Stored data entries
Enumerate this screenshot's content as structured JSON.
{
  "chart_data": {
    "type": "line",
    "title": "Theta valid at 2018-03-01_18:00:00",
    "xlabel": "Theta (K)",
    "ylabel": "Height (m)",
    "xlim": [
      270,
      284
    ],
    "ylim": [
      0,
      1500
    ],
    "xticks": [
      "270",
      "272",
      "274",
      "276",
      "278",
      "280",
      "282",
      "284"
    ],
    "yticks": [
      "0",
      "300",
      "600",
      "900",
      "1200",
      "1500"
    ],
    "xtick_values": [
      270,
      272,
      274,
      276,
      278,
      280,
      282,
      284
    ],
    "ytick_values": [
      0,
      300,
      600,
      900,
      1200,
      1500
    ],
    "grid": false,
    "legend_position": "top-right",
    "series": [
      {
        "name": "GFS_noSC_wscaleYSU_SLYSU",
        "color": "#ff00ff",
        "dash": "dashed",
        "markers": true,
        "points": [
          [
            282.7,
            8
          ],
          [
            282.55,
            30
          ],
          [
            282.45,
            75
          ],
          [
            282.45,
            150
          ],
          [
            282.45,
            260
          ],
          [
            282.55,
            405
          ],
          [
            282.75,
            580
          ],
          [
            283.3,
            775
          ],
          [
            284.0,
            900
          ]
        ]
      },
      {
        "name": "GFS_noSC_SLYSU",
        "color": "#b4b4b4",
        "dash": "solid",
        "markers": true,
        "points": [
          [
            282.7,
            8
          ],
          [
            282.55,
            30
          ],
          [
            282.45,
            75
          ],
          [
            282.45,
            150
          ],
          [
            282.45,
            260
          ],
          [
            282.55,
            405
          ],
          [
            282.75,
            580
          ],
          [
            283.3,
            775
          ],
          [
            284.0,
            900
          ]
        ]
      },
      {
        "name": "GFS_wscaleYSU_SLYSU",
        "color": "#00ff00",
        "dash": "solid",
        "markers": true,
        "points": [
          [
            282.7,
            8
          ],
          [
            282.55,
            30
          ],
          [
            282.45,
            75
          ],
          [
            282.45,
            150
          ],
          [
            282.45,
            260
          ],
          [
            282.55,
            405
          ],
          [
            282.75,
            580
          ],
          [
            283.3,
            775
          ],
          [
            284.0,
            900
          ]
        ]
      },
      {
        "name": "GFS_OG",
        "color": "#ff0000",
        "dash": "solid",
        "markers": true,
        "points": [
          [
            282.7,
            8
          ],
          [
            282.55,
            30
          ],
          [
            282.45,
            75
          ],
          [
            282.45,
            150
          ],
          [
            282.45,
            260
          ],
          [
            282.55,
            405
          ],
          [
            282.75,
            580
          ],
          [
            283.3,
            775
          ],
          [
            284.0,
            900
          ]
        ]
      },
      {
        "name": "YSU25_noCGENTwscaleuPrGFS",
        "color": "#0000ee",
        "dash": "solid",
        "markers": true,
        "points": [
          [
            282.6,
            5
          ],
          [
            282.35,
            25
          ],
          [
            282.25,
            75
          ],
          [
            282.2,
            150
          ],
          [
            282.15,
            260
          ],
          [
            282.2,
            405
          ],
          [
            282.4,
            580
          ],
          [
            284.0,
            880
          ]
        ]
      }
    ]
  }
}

Exercise instructions> Check each line above for the string "color", then copy the ones that have it.

Task output>
        "color": "#ff00ff",
        "color": "#b4b4b4",
        "color": "#00ff00",
        "color": "#ff0000",
        "color": "#0000ee",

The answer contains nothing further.